DIRECTIONS FOR THIS TASK —
Every record should be copied exactly, except that pictures are to be omitted.

DATA TO PROCESS —
────────
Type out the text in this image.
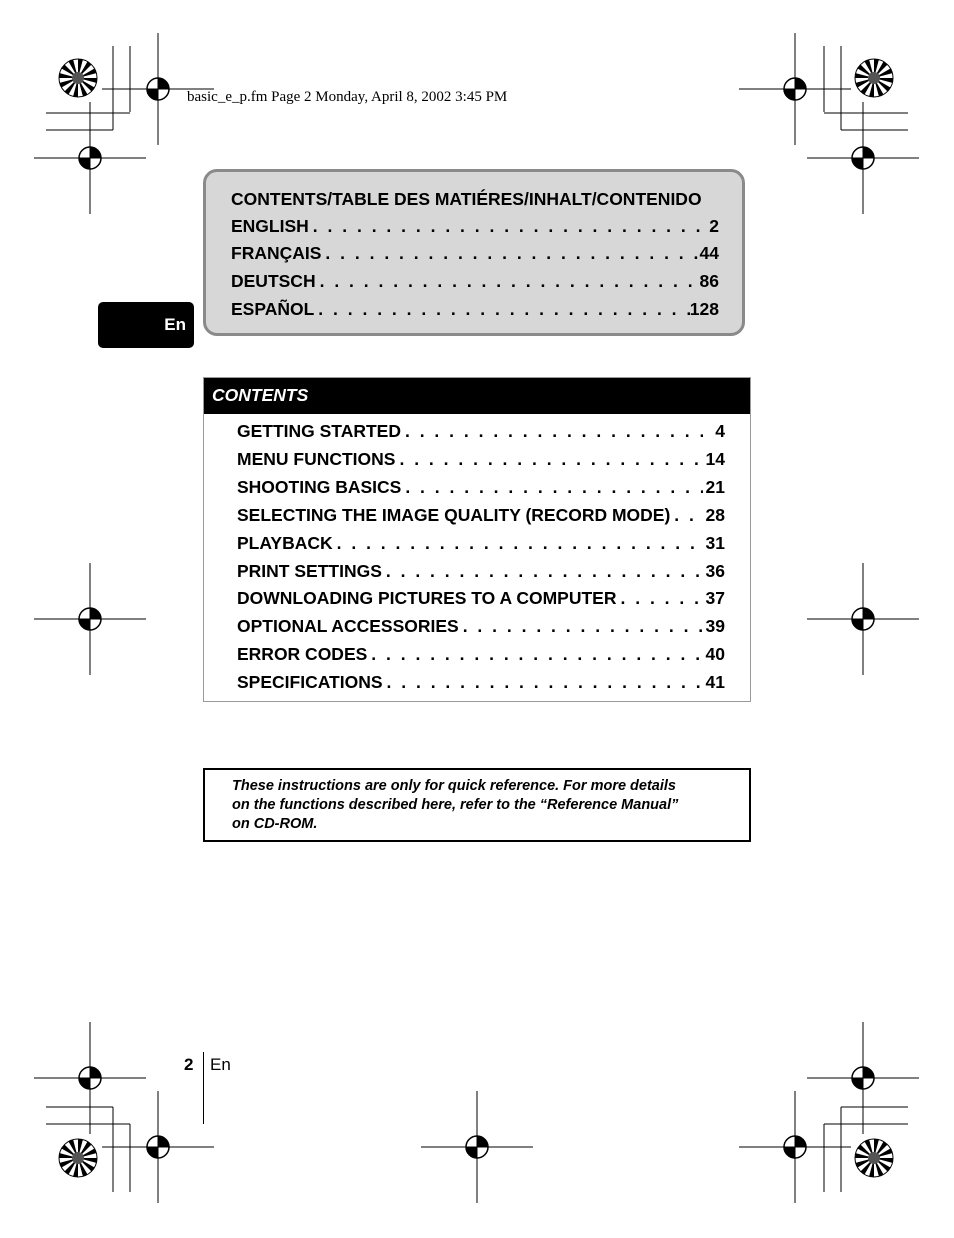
basic_e_p.fm Page 2 Monday, April 8, 2002 3:45 PM
En
CONTENTS/TABLE DES MATIÉRES/INHALT/CONTENIDO
ENGLISH . . .	2
FRANÇAIS . . .	44
DEUTSCH . . .	86
ESPAÑOL . . .	128
CONTENTS
GETTING STARTED . . .	4
MENU FUNCTIONS . . .	14
SHOOTING BASICS . . .	21
SELECTING THE IMAGE QUALITY (RECORD MODE) . . . 28
PLAYBACK . . .	31
PRINT SETTINGS . . .	36
DOWNLOADING PICTURES TO A COMPUTER . . .	37
OPTIONAL ACCESSORIES . . .	39
ERROR CODES . . .	40
SPECIFICATIONS . . .	41

These instructions are only for quick reference. For more details
on the functions described here, refer to the “Reference Manual”
on CD-ROM.

2 En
────────
EXERCISE SOLUTION —
Type out the text in this image.
basic_e_p.fm Page 2 Monday, April 8, 2002 3:45 PM
En
CONTENTS/TABLE DES MATIÉRES/INHALT/CONTENIDO
ENGLISH . . .	2
FRANÇAIS . . .	44
DEUTSCH . . .	86
ESPAÑOL . . .	128
CONTENTS
GETTING STARTED . . .	4
MENU FUNCTIONS . . .	14
SHOOTING BASICS . . .	21
SELECTING THE IMAGE QUALITY (RECORD MODE) . . . 28
PLAYBACK . . .	31
PRINT SETTINGS . . .	36
DOWNLOADING PICTURES TO A COMPUTER . . .	37
OPTIONAL ACCESSORIES . . .	39
ERROR CODES . . .	40
SPECIFICATIONS . . .	41

These instructions are only for quick reference. For more details
on the functions described here, refer to the “Reference Manual”
on CD-ROM.

2 En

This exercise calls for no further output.